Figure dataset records
START

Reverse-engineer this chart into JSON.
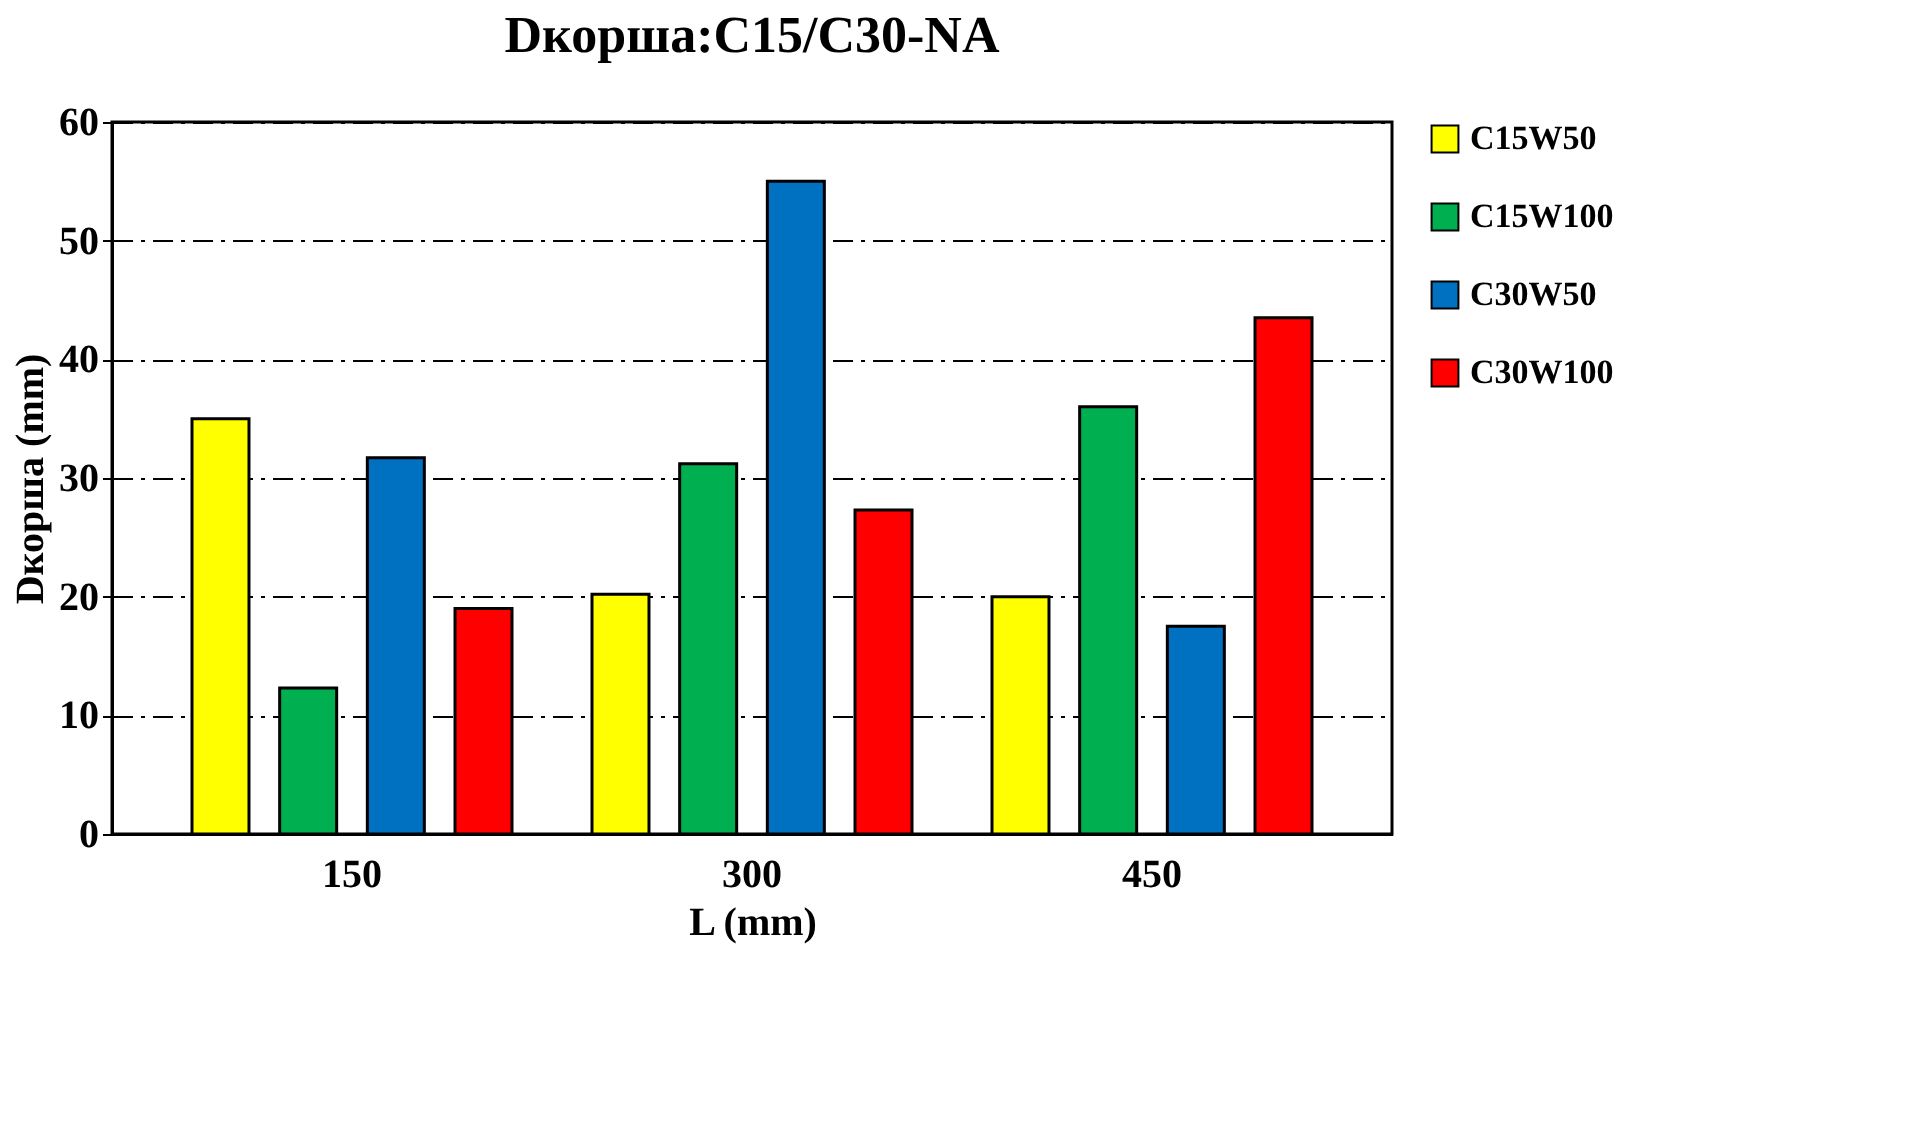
{
  "chart_data": {
    "type": "bar",
    "title": "Dкорша:C15/C30-NA",
    "xlabel": "L (mm)",
    "ylabel": "Dкорша (mm)",
    "categories": [
      "150",
      "300",
      "450"
    ],
    "series": [
      {
        "name": "C15W50",
        "color": "#ffff00",
        "values": [
          35,
          20.2,
          20
        ]
      },
      {
        "name": "C15W100",
        "color": "#00b050",
        "values": [
          12.3,
          31.2,
          36
        ]
      },
      {
        "name": "C30W50",
        "color": "#0070c0",
        "values": [
          31.7,
          55,
          17.5
        ]
      },
      {
        "name": "C30W100",
        "color": "#ff0000",
        "values": [
          19,
          27.3,
          43.5
        ]
      }
    ],
    "ylim": [
      0,
      60
    ],
    "yticks": [
      0,
      10,
      20,
      30,
      40,
      50,
      60
    ],
    "grid": "y",
    "legend": "right"
  }
}
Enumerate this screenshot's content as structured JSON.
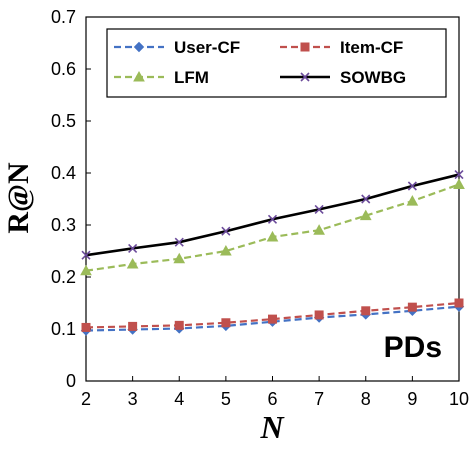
{
  "chart_data": {
    "type": "line",
    "title": "",
    "xlabel": "N",
    "ylabel": "R@N",
    "x": [
      2,
      3,
      4,
      5,
      6,
      7,
      8,
      9,
      10
    ],
    "xlim": [
      2,
      10
    ],
    "ylim": [
      0,
      0.7
    ],
    "x_ticks": [
      "2",
      "3",
      "4",
      "5",
      "6",
      "7",
      "8",
      "9",
      "10"
    ],
    "y_ticks": [
      "0",
      "0.1",
      "0.2",
      "0.3",
      "0.4",
      "0.5",
      "0.6",
      "0.7"
    ],
    "grid": false,
    "legend_position": "top",
    "annotation": "PDs",
    "series": [
      {
        "name": "User-CF",
        "color": "#4472c4",
        "marker": "diamond",
        "dash": "dashed",
        "values": [
          0.097,
          0.099,
          0.101,
          0.106,
          0.114,
          0.122,
          0.128,
          0.135,
          0.143
        ]
      },
      {
        "name": "Item-CF",
        "color": "#c0504d",
        "marker": "square",
        "dash": "dashed",
        "values": [
          0.103,
          0.105,
          0.107,
          0.112,
          0.119,
          0.127,
          0.135,
          0.142,
          0.15
        ]
      },
      {
        "name": "LFM",
        "color": "#9bbb59",
        "marker": "triangle",
        "dash": "dashed",
        "values": [
          0.212,
          0.225,
          0.235,
          0.25,
          0.277,
          0.29,
          0.318,
          0.346,
          0.378
        ]
      },
      {
        "name": "SOWBG",
        "color": "#000000",
        "marker": "x",
        "dash": "solid",
        "values": [
          0.242,
          0.255,
          0.267,
          0.288,
          0.311,
          0.33,
          0.35,
          0.375,
          0.397
        ]
      }
    ]
  }
}
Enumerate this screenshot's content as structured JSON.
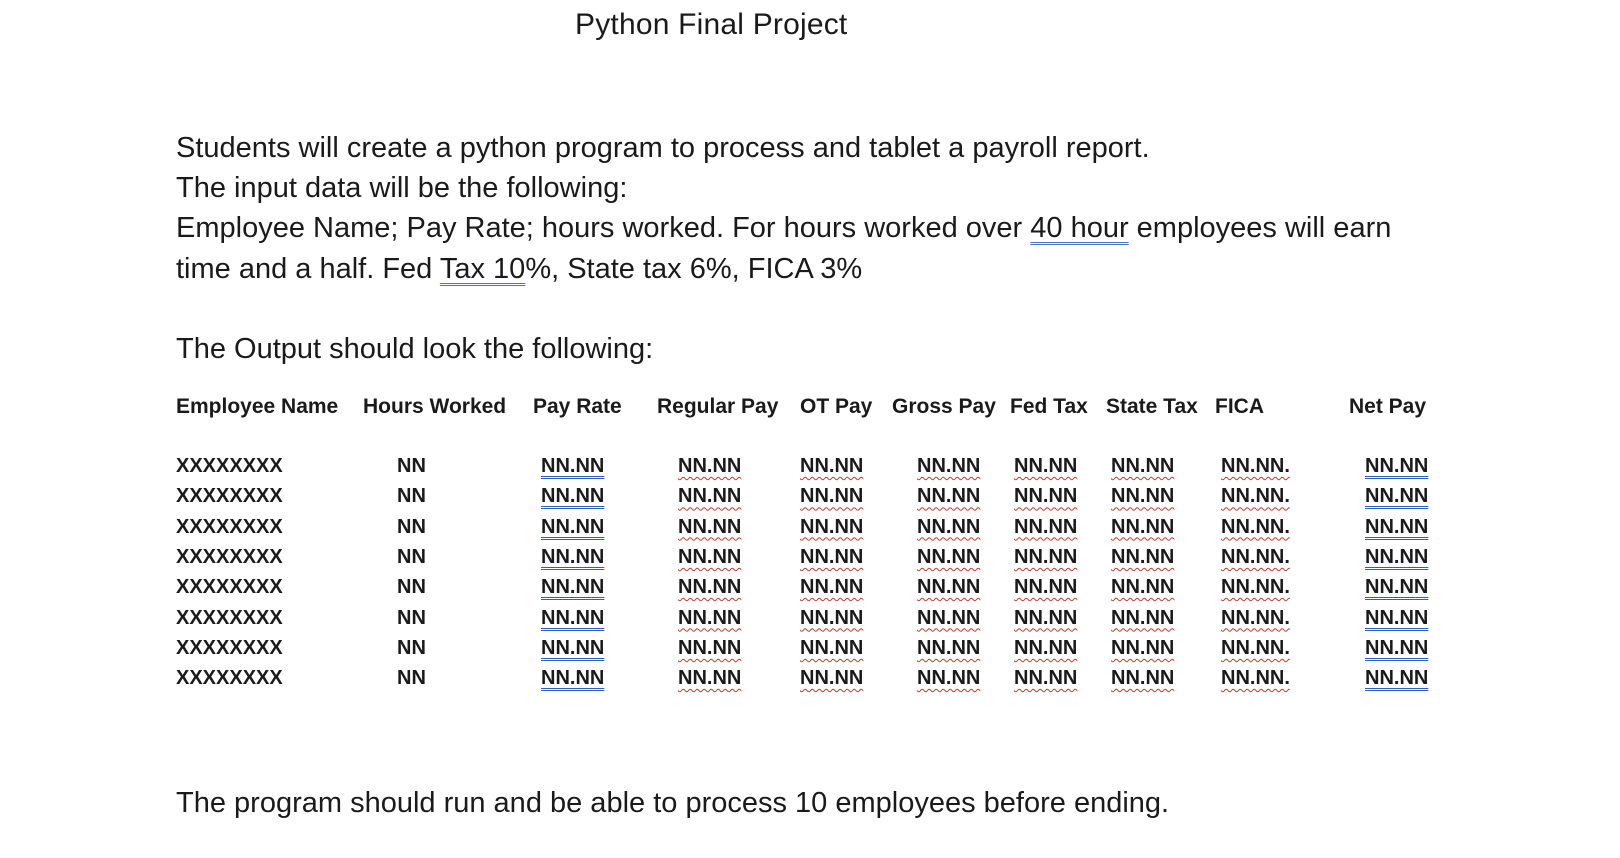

END

- _TASK PROMPT_
Copy each line exactly, and leave the pictures out of your copy.

- _COMPLETE OUTPUT_
Reverse-engineer this chart into JSON.
{
  "chart_data": {
    "type": "bar",
    "title": "Dкорша:C15/C30-NA",
    "xlabel": "L (mm)",
    "ylabel": "Dкорша (mm)",
    "categories": [
      "150",
      "300",
      "450"
    ],
    "series": [
      {
        "name": "C15W50",
        "color": "#ffff00",
        "values": [
          35,
          20.2,
          20
        ]
      },
      {
        "name": "C15W100",
        "color": "#00b050",
        "values": [
          12.3,
          31.2,
          36
        ]
      },
      {
        "name": "C30W50",
        "color": "#0070c0",
        "values": [
          31.7,
          55,
          17.5
        ]
      },
      {
        "name": "C30W100",
        "color": "#ff0000",
        "values": [
          19,
          27.3,
          43.5
        ]
      }
    ],
    "ylim": [
      0,
      60
    ],
    "yticks": [
      0,
      10,
      20,
      30,
      40,
      50,
      60
    ],
    "grid": "y",
    "legend": "right"
  }
}
Enumerate this screenshot's content as structured JSON.
{
  "chart_data": {
    "type": "line",
    "title": "",
    "xlabel": "N",
    "ylabel": "R@N",
    "x": [
      2,
      3,
      4,
      5,
      6,
      7,
      8,
      9,
      10
    ],
    "xlim": [
      2,
      10
    ],
    "ylim": [
      0,
      0.7
    ],
    "x_ticks": [
      "2",
      "3",
      "4",
      "5",
      "6",
      "7",
      "8",
      "9",
      "10"
    ],
    "y_ticks": [
      "0",
      "0.1",
      "0.2",
      "0.3",
      "0.4",
      "0.5",
      "0.6",
      "0.7"
    ],
    "grid": false,
    "legend_position": "top",
    "annotation": "PDs",
    "series": [
      {
        "name": "User-CF",
        "color": "#4472c4",
        "marker": "diamond",
        "dash": "dashed",
        "values": [
          0.097,
          0.099,
          0.101,
          0.106,
          0.114,
          0.122,
          0.128,
          0.135,
          0.143
        ]
      },
      {
        "name": "Item-CF",
        "color": "#c0504d",
        "marker": "square",
        "dash": "dashed",
        "values": [
          0.103,
          0.105,
          0.107,
          0.112,
          0.119,
          0.127,
          0.135,
          0.142,
          0.15
        ]
      },
      {
        "name": "LFM",
        "color": "#9bbb59",
        "marker": "triangle",
        "dash": "dashed",
        "values": [
          0.212,
          0.225,
          0.235,
          0.25,
          0.277,
          0.29,
          0.318,
          0.346,
          0.378
        ]
      },
      {
        "name": "SOWBG",
        "color": "#000000",
        "marker": "x",
        "dash": "solid",
        "values": [
          0.242,
          0.255,
          0.267,
          0.288,
          0.311,
          0.33,
          0.35,
          0.375,
          0.397
        ]
      }
    ]
  }
}
Enumerate this screenshot's content as structured JSON.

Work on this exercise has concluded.